Da 65,3 anni del 1990 a 71,5 anni del 2013. Tanto è cambiata l'aspettativa di vita in poco più di 10 anni, con un guadagno che risulta leggermente maggiore per le donne che per gli uomini visto che l'aspettativa di vita alla nascita è aumentata di 6,6 anni per il gentil sesso e di "soli" 5,8 anni negli uomini.

Questi sono alcuni dei dati emersi dall'analisi recentemente pubblicata sulla rivista Lancet dai ricercatori del Global burden of disease study (Gdb) 2013, un gruppo di esperti che ha valutato anno per anno le principali cause di morte in 188 nazioni tra il 1990 e il 2013. «Per arrivare a politiche sanitarie davvero efficaci è necessario basarsi su informazioni aggiornate e complete sui livelli e le tendenze legate alla mortalità, tenendo conto delle differenze tra i sessi e tra le diverse fasce di età» spiegano gli autori della ricerca, dei quali fa parte anche Christopher Murray, direttore dell'Institute for health metrics and evaluation all'università di Washington, negli Stati Uniti.

«Se le tendenze registrate in questa analisi si mantengono, l'aspettativa di vita nel 2030 sarà di 85,3 anni nelle donne e di 78,1 anni negli uomini» sottolinea Murray, che assieme ai colleghi non si è limitato a misurare l'età media al momento del decesso - salita di oltre 12 anni nel periodo di studio (da 46,7 a 59,3 anni) - ma ha anche descritto le principali cause di mortalità. «I decessi causati dal morbillo e dalla diarrea sono diminuiti dell'83 per cento e del 51 per cento, rispettivamente, ma sono aumentati quelli da abuso di droghe e da malattie renali» affermano i ricercatori descrivendo i dati emersi dalla ricerca. Per quanto riguarda il cancro si osserva che oggi la mortalità si è ridotta per la maggior parte dei tumori inclusi per esempio quello del seno, della cervice uterina o del colon, ma è aumentata per altri, come pancreas rene. Ciò detto non bisogna dimenticare che le malattie cardiovascolari fanno ancora la parte del leone tra le cause di decesso nonostante i progressi registrati rispetto al 1990: malattie cardiache e ictus, assieme alla Bpco (una malattia polmonare), rappresentano infatti circa un terzo di tutti i decessi del 2013.
Diarrea, infezioni respiratorie, problemi neonatali e malaria restano le principali cause di morte tra i bambini con meno di 5 anni, mentre i principali aumenti nel decesso prematuro per gli adulti rispetto al 1990 si registrano per diabete, Hiv/Aids, malattie cardiache legate all'ipertensione, malattie renali croniche e Alzheimer.

«In linea generale i dati sull'aspettativa di vita sono positivi e incoraggianti, ma alla luce dei risultati di analisi come il Gbd 2013, dobbiamo assicurarci di compiere le scelte sanitarie migliori per affrontare le sfide e i costi associati a una società che invecchia» conclude Murray.

- MATERIALE FORNITO -
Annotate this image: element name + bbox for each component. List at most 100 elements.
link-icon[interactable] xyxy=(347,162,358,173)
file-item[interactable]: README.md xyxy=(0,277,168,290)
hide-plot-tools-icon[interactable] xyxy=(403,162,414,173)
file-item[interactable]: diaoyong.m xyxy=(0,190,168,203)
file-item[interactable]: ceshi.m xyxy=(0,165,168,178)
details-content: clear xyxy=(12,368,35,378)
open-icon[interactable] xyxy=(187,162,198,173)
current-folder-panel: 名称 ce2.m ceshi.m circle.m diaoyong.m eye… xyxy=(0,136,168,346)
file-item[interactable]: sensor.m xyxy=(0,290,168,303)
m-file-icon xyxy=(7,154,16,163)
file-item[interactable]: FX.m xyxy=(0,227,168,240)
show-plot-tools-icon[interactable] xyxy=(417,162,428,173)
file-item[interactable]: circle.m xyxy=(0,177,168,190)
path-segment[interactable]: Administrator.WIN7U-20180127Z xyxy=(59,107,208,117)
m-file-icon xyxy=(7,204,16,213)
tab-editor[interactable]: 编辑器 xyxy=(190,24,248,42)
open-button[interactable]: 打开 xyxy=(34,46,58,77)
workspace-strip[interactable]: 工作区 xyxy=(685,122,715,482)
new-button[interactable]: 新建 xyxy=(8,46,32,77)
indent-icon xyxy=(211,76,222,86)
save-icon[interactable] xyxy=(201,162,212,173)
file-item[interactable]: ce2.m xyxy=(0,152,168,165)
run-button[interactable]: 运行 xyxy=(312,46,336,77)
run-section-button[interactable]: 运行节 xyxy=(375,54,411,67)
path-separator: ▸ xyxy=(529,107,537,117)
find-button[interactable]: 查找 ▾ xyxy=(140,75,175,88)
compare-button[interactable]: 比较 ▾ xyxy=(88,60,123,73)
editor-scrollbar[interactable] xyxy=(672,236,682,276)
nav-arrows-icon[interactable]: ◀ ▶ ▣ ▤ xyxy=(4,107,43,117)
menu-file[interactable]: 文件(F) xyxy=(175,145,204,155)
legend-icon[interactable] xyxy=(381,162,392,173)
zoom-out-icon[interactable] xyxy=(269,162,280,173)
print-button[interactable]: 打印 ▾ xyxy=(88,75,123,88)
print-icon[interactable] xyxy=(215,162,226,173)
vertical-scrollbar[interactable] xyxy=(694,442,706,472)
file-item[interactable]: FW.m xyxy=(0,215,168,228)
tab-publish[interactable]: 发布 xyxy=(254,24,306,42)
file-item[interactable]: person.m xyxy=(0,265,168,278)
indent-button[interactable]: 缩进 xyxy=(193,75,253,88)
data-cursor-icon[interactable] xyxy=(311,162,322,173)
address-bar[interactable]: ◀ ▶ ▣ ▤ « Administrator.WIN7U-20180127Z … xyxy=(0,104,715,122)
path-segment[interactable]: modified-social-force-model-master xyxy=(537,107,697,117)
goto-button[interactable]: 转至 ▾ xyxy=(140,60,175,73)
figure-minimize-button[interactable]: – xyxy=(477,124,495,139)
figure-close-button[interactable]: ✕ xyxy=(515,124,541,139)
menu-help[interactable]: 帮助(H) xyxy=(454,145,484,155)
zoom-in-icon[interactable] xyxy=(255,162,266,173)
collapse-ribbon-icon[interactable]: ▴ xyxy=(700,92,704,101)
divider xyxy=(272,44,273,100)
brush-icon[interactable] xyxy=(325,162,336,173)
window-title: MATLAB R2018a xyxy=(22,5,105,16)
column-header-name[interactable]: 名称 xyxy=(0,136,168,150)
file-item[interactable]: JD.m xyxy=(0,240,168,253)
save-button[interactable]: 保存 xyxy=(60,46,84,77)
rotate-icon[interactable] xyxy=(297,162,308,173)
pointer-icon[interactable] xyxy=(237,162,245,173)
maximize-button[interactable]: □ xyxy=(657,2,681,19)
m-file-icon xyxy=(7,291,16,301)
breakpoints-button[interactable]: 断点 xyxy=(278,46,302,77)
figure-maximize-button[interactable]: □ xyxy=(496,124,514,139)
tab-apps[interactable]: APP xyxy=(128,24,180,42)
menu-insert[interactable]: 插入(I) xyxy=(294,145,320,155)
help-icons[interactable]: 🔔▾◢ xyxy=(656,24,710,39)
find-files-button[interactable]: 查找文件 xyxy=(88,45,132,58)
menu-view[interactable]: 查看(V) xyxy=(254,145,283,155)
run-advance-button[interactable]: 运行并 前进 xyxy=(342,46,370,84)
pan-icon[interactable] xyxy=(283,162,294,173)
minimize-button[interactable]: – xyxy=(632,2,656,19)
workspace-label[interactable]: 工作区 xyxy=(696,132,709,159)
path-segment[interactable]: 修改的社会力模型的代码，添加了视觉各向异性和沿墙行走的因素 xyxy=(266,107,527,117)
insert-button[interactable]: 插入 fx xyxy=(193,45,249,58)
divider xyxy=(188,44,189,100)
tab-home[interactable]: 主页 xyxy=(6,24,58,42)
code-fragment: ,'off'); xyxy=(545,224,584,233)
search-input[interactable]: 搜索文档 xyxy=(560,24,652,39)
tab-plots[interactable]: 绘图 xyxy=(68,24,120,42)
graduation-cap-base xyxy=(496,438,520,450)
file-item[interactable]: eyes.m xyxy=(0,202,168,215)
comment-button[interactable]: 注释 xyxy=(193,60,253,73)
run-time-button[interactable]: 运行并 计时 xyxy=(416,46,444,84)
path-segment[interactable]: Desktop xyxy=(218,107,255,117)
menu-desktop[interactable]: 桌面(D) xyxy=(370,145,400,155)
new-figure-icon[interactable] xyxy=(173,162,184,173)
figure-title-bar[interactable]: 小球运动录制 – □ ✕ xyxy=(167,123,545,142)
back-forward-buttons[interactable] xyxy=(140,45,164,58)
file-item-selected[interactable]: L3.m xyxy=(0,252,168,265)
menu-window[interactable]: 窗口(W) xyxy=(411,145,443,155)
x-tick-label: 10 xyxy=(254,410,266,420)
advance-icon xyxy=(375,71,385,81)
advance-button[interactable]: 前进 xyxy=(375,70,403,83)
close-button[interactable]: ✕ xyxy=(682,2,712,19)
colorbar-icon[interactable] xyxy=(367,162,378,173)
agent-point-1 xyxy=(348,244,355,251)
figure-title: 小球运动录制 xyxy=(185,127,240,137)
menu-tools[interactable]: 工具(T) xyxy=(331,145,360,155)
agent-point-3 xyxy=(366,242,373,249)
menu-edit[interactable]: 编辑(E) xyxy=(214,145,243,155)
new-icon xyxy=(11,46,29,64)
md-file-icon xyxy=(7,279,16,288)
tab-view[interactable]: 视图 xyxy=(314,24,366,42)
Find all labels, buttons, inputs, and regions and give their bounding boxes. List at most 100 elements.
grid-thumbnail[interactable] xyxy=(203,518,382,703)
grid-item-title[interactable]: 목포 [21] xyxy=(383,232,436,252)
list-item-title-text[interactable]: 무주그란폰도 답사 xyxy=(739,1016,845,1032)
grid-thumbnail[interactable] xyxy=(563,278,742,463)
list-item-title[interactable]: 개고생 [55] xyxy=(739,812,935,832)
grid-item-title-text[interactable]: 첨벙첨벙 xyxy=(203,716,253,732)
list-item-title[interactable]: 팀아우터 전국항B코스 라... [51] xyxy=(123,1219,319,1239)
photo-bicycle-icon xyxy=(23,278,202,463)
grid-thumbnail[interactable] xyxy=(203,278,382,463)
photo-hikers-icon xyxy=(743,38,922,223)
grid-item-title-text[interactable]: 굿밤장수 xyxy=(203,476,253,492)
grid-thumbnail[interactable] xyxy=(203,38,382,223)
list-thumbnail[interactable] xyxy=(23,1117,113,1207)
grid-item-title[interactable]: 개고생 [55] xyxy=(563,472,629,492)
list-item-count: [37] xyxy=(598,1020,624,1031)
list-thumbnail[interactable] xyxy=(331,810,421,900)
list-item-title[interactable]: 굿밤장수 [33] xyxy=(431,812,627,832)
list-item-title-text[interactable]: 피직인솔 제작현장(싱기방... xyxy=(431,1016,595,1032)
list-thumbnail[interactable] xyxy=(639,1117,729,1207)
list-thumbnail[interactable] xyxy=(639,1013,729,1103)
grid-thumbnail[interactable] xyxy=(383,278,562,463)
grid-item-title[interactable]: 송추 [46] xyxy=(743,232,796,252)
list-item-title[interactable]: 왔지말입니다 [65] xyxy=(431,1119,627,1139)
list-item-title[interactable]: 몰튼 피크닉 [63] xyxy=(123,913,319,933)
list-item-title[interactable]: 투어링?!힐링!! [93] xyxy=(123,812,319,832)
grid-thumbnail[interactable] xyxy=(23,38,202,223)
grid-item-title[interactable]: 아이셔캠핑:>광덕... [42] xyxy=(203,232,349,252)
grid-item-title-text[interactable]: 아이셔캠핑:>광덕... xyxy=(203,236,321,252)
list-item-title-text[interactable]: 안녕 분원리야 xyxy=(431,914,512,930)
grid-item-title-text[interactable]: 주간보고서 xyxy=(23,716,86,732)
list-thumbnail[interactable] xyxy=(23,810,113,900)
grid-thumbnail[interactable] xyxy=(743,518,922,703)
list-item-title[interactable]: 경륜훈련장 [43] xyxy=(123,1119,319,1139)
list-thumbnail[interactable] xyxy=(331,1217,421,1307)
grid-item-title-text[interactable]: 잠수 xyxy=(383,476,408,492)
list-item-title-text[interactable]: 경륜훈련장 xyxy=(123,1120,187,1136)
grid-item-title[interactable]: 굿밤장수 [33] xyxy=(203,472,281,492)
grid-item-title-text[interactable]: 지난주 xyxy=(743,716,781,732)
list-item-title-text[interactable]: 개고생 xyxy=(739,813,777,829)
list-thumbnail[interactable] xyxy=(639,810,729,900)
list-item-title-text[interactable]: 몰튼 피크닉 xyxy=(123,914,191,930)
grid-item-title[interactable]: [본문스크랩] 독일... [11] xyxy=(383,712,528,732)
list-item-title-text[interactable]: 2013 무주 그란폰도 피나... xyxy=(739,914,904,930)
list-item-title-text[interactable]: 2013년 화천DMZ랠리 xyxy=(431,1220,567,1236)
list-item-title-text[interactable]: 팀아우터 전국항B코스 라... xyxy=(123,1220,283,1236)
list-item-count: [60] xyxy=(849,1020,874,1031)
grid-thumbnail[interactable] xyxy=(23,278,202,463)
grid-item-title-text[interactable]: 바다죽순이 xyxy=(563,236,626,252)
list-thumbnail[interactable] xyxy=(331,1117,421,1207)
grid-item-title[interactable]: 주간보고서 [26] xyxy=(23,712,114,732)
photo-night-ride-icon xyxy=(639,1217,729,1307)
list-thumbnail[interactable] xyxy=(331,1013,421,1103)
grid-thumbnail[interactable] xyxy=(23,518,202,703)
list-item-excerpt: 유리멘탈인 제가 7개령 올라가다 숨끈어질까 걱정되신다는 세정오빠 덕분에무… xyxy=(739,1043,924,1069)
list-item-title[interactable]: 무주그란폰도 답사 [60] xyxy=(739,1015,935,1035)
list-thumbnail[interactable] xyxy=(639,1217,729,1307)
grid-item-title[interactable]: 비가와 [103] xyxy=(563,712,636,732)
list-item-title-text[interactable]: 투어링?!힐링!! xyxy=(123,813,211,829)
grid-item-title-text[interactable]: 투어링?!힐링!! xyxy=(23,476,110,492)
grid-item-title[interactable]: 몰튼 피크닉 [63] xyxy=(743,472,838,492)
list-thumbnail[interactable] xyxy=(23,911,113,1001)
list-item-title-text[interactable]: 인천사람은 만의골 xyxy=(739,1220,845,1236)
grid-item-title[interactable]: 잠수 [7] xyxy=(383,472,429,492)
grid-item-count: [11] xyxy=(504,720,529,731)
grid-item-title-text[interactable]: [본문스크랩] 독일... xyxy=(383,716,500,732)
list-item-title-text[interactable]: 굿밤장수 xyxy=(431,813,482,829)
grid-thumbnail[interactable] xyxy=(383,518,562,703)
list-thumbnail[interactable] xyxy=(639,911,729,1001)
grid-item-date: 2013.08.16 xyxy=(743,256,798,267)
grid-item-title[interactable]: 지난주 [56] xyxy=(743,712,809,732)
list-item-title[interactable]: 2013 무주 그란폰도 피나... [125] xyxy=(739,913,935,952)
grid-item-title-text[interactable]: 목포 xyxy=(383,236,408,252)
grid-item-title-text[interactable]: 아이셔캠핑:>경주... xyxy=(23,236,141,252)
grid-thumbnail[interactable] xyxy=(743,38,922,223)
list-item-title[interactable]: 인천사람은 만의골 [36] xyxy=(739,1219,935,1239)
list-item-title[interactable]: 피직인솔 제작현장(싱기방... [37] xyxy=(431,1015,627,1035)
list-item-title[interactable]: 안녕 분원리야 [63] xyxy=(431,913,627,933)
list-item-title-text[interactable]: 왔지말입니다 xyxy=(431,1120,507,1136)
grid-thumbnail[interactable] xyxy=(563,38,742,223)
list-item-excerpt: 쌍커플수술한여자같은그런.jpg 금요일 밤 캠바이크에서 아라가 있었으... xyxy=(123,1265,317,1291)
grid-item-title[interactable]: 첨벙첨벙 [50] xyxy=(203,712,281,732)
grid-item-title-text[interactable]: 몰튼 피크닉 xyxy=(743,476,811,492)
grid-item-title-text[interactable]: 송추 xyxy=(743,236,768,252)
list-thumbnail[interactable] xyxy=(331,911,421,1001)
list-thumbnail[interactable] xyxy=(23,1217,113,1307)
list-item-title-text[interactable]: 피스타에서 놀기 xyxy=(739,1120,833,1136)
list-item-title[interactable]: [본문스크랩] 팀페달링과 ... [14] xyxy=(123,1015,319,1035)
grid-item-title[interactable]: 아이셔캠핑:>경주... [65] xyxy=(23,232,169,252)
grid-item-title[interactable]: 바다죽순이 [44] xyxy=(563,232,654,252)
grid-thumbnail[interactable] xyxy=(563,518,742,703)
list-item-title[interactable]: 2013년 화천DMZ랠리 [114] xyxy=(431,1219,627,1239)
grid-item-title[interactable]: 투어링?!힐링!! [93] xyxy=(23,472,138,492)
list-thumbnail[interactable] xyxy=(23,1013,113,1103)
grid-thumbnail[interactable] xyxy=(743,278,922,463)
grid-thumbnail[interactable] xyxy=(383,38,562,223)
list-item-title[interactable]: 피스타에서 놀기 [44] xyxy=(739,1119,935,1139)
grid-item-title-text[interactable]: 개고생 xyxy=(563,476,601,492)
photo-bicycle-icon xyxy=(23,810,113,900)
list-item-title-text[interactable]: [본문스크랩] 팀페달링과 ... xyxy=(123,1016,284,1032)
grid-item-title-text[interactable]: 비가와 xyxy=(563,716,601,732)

- COMPITO ASSEGNATO A -
Ricopia senza cambiare nulla il brano del testo sull'aspettativa di vita che va da "Questi sono alcuni" fino a "negli Stati Uniti.".
- COMPITO ASSEGNATO B -
Secondo il testo sull'aspettativa di vita, perché servono informazioni aggiornate e complete sulla mortalità? Rispondi in una o due frasi.
Per rispondere serviti solo del testo.

- LA TUA RISPOSTA A -
Questi sono alcuni dei dati emersi dall'analisi recentemente pubblicata sulla rivista Lancet dai ricercatori del Global burden of disease study (Gdb) 2013, un gruppo di esperti che ha valutato anno per anno le principali cause di morte in 188 nazioni tra il 1990 e il 2013. «Per arrivare a politiche sanitarie davvero efficaci è necessario basarsi su informazioni aggiornate e complete sui livelli e le tendenze legate alla mortalità, tenendo conto delle differenze tra i sessi e tra le diverse fasce di età» spiegano gli autori della ricerca, dei quali fa parte anche Christopher Murray, direttore dell'Institute for health metrics and evaluation all'università di Washington, negli Stati Uniti.

- LA TUA RISPOSTA B -
Secondo gli autori della ricerca, servono perché per arrivare a politiche sanitarie davvero efficaci bisogna basarsi su informazioni aggiornate e complete sui livelli e sulle tendenze della mortalità. Queste informazioni devono anche tenere conto delle differenze tra i sessi e tra le diverse fasce di età.